EXTRACTED TEXT ::
• • •

Overview
The world faces three major environmental crises: climate change, pollution, and biodiversity loss. Innovative digital tools powered by diverse data sets are emerging to tackle these challenges. However, significant barriers remain in leveraging environmental data for decision-making due to ecosystem fragmentation, lack of interoperability, and access limitations.
In response to UN Environment Assembly resolution 4/23, UNEP developed the Global Environmental Data Strategy (GEDS), submitted to UNEA-7 in December 2025 as an Information Document (UNEP/EA.7/INF/5). Informed by over 40 consultations engaging more than 500 stakeholders — including Member States, UN entities, scientific networks, standards bodies, and the private sector — GEDS provides a voluntary, enabling framework to strengthen environmental data ecosystems at national, regional, and global levels. It does not create new reporting obligations or standards, but seeks to reduce fragmentation, lower costs, and maximize the value of data that countries already generate.
GEDS implementation is now underway, with the first phase in 2026 focusing on the development and piloting of the Environmental Data Capacity (EDC) Toolkit to help governments translate GEDS principles into practical country-level action.

• • •

STORED DATA ::
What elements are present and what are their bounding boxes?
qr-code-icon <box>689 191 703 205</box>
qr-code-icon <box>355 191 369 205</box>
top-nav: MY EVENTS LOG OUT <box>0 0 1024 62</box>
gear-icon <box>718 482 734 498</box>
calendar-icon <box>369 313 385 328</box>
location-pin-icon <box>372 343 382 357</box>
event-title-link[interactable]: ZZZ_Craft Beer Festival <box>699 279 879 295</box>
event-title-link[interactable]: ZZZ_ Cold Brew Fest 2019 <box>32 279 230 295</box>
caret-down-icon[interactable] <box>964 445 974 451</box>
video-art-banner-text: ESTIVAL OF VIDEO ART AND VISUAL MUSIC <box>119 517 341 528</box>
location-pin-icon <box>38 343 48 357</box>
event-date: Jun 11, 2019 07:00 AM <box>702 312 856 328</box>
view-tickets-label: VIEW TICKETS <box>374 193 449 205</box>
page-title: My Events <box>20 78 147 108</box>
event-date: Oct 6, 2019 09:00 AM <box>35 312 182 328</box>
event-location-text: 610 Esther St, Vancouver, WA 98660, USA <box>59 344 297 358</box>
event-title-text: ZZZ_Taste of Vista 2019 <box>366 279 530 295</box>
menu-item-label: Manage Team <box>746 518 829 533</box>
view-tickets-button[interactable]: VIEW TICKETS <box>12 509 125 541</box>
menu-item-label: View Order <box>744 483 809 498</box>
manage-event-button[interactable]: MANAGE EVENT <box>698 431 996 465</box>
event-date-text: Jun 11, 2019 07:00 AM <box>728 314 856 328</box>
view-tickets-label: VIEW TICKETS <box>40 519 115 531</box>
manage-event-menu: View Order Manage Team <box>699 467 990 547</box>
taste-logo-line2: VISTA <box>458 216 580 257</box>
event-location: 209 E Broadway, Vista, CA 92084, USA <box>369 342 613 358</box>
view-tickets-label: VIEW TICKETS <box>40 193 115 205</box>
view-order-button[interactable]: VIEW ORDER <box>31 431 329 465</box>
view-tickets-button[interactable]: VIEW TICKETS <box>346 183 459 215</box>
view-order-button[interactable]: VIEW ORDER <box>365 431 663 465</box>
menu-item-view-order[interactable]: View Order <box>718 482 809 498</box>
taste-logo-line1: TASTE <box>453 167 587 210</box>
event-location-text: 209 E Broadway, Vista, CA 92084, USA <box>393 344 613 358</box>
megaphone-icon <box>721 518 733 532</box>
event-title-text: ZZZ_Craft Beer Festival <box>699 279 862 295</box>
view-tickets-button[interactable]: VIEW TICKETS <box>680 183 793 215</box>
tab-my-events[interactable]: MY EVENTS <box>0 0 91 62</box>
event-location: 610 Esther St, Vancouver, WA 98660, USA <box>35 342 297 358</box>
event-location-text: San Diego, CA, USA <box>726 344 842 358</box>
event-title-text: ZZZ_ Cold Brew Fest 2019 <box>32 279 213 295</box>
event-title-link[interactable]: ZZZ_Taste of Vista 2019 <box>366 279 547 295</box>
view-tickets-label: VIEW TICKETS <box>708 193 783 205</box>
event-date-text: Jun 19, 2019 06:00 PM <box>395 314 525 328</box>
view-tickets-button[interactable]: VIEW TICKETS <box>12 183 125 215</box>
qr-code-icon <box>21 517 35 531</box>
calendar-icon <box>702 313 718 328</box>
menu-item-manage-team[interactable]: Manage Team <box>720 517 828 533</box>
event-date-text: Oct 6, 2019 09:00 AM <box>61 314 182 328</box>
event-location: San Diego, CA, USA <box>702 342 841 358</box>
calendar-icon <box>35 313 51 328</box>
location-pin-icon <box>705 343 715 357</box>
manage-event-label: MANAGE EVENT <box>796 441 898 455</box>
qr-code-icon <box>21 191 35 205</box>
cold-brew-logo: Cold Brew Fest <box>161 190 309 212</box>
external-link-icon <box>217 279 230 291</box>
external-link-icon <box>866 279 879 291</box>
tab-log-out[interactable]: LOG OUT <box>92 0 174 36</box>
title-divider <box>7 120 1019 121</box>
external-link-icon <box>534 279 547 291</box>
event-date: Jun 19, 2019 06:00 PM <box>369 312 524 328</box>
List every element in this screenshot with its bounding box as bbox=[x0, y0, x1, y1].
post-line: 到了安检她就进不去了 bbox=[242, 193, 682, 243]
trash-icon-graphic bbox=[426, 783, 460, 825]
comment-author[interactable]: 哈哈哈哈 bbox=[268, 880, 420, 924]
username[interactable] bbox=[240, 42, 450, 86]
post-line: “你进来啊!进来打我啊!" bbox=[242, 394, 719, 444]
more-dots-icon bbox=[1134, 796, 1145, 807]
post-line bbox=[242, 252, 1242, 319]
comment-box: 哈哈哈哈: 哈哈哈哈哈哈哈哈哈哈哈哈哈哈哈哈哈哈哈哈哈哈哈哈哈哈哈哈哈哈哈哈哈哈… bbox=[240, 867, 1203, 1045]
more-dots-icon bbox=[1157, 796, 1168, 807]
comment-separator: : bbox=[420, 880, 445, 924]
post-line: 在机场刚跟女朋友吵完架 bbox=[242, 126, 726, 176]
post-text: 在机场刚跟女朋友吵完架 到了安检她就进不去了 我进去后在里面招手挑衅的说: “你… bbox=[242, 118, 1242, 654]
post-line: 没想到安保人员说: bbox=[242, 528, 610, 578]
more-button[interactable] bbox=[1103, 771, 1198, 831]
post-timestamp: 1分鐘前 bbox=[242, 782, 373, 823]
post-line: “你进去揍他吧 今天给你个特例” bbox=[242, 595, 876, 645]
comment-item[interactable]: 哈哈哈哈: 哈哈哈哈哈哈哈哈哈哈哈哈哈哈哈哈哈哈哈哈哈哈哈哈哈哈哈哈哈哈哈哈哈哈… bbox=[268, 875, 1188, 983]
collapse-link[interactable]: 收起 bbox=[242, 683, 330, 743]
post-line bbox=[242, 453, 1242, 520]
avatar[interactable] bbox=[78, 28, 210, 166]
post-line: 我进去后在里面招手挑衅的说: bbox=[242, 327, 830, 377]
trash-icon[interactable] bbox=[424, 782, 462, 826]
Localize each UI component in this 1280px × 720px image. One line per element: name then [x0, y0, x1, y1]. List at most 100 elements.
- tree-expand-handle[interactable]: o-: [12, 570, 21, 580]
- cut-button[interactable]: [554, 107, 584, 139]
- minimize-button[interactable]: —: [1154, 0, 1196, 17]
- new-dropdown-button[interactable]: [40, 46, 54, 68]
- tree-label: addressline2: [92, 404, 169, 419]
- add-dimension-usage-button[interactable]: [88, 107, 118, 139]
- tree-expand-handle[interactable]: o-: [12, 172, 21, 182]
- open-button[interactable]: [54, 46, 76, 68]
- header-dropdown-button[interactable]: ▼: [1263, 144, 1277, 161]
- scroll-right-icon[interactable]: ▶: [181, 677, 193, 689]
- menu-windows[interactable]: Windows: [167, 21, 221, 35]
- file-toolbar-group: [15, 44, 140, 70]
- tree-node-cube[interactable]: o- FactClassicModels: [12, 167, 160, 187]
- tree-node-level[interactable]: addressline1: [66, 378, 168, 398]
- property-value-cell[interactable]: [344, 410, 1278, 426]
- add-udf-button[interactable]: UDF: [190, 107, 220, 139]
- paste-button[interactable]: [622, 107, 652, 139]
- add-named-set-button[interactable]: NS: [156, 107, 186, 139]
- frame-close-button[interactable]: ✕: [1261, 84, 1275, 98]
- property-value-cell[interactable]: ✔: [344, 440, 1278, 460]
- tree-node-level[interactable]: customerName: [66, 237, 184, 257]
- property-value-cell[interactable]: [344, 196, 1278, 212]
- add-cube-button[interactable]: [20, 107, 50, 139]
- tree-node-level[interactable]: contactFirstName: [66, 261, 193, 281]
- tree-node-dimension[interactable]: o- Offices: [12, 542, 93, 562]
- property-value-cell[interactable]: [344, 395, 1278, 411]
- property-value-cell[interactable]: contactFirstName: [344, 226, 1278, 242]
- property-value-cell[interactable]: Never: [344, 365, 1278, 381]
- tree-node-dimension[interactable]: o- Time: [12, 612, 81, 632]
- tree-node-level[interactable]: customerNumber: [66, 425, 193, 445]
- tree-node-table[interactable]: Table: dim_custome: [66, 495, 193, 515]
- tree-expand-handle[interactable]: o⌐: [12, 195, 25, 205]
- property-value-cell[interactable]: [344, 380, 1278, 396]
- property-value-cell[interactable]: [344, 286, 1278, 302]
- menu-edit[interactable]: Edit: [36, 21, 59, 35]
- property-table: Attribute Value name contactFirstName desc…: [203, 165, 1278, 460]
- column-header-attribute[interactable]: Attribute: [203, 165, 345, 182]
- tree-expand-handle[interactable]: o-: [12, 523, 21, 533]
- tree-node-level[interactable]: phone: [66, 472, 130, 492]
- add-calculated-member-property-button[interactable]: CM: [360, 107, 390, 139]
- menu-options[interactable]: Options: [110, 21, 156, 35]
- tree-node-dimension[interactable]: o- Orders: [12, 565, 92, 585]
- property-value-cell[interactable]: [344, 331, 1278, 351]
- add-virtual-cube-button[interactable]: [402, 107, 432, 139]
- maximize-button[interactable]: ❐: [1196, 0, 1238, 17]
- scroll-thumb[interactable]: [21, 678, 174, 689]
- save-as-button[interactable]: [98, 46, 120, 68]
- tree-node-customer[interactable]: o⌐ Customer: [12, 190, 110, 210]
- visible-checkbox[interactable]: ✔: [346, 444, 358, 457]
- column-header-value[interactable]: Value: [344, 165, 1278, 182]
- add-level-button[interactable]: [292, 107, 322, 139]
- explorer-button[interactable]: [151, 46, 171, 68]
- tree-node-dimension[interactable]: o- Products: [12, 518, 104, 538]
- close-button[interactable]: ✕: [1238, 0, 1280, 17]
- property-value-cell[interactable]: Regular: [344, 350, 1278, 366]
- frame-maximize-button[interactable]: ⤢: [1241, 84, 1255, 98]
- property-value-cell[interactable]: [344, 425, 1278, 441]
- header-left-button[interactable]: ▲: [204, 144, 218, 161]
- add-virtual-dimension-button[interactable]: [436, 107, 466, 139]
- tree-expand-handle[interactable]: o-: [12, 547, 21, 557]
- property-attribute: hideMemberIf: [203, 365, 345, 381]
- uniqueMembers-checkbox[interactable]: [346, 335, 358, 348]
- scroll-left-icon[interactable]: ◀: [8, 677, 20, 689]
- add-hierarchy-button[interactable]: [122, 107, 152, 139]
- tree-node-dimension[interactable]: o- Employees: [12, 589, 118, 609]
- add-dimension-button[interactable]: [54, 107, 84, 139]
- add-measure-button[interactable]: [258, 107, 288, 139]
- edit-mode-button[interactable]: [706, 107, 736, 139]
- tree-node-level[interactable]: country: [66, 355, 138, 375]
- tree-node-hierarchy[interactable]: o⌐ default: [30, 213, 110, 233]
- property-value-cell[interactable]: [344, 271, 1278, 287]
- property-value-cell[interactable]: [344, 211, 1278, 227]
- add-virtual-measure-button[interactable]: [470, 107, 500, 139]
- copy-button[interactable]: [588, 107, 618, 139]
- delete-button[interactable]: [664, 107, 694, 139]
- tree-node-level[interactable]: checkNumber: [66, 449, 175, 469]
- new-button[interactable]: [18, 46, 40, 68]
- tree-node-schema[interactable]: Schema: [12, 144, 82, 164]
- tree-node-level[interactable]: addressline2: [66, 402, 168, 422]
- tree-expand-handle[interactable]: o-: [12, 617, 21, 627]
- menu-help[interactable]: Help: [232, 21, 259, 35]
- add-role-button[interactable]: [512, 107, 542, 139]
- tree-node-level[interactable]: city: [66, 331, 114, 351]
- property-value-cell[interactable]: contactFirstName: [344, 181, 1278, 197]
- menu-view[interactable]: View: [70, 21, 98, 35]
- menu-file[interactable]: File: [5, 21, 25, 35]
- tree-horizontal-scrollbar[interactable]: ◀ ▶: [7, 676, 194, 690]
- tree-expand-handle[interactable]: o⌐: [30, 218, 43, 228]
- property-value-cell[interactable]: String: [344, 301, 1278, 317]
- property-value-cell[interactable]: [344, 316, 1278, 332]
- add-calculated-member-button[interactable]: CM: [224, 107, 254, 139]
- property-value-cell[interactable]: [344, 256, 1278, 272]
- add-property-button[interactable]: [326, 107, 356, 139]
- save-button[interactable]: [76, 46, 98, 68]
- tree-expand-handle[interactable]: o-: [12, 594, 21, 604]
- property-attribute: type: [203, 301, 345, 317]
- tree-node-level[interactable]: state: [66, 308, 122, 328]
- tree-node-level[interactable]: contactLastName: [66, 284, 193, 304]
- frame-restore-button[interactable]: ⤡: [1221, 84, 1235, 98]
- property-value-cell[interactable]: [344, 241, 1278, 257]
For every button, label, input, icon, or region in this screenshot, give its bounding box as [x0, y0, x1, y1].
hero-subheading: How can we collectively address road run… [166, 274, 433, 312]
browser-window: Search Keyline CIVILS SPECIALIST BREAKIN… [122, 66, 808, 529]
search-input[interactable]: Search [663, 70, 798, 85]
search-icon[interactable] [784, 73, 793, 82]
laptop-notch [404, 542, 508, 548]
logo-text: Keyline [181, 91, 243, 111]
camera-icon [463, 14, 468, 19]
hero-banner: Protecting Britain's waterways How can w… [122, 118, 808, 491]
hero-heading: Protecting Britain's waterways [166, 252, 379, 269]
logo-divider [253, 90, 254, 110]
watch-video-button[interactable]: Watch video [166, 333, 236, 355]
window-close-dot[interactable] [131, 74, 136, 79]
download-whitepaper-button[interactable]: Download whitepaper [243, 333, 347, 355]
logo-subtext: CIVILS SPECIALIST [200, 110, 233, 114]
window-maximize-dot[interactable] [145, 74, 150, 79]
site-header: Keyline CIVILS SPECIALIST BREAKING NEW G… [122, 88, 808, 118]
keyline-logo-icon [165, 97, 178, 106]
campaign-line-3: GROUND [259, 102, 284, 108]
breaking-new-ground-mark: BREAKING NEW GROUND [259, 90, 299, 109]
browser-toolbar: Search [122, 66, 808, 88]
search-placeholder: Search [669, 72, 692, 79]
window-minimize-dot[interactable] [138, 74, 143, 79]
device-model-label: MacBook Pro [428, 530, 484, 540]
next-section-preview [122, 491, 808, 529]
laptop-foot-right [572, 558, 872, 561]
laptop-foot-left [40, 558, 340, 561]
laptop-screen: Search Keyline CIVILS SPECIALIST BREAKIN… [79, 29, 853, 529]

• • •

YOUR GOAL :: Write the next part of the overview of the Global Environmental Data Strategy, picking up after its final sentence.

ANSWER BELOW ::
GEDS framework
GEDS is organized around five interlinked pillars that define the core challenges in the global environmental data ecosystem:
- Data management — strengthening the policies, institutions, and practices that ensure environmental data is governed transparently and sustainably.
- Quality and provenance — improving the consistency, documentation, and traceability of environmental data to support reliable decision-making.
- Interoperability — enabling data to be discoverable, accessible, and reusable across fragmented systems and standards.
- Accessibility and affordability — addressing cost and access barriers to ensure environmental data is available to all, including Global South countries.
- Capacity-building — developing the human, institutional, and technical skills needed to collect, manage, and use environmental data effectively.
Building on these pillars, GEDS identifies seven strategic intervention points where targeted, coordinated action by UNEP and partners can unlock significant progress toward the GEDS vision by 2030.